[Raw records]
## Begin

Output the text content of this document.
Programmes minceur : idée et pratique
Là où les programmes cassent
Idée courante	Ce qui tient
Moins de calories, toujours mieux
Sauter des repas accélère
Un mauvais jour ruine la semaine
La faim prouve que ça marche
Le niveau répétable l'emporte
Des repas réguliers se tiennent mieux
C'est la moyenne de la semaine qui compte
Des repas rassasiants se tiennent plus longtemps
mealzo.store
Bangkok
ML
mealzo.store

## End

• _Exercise_
Recopy the entries above exactly, with every line included.

• _Final answer_
Output the text content of this document.
Programmes minceur : idée et pratique
Là où les programmes cassent
Idée courante	Ce qui tient
Moins de calories, toujours mieux
Sauter des repas accélère
Un mauvais jour ruine la semaine
La faim prouve que ça marche
Le niveau répétable l'emporte
Des repas réguliers se tiennent mieux
C'est la moyenne de la semaine qui compte
Des repas rassasiants se tiennent plus longtemps
mealzo.store
Bangkok
ML
mealzo.store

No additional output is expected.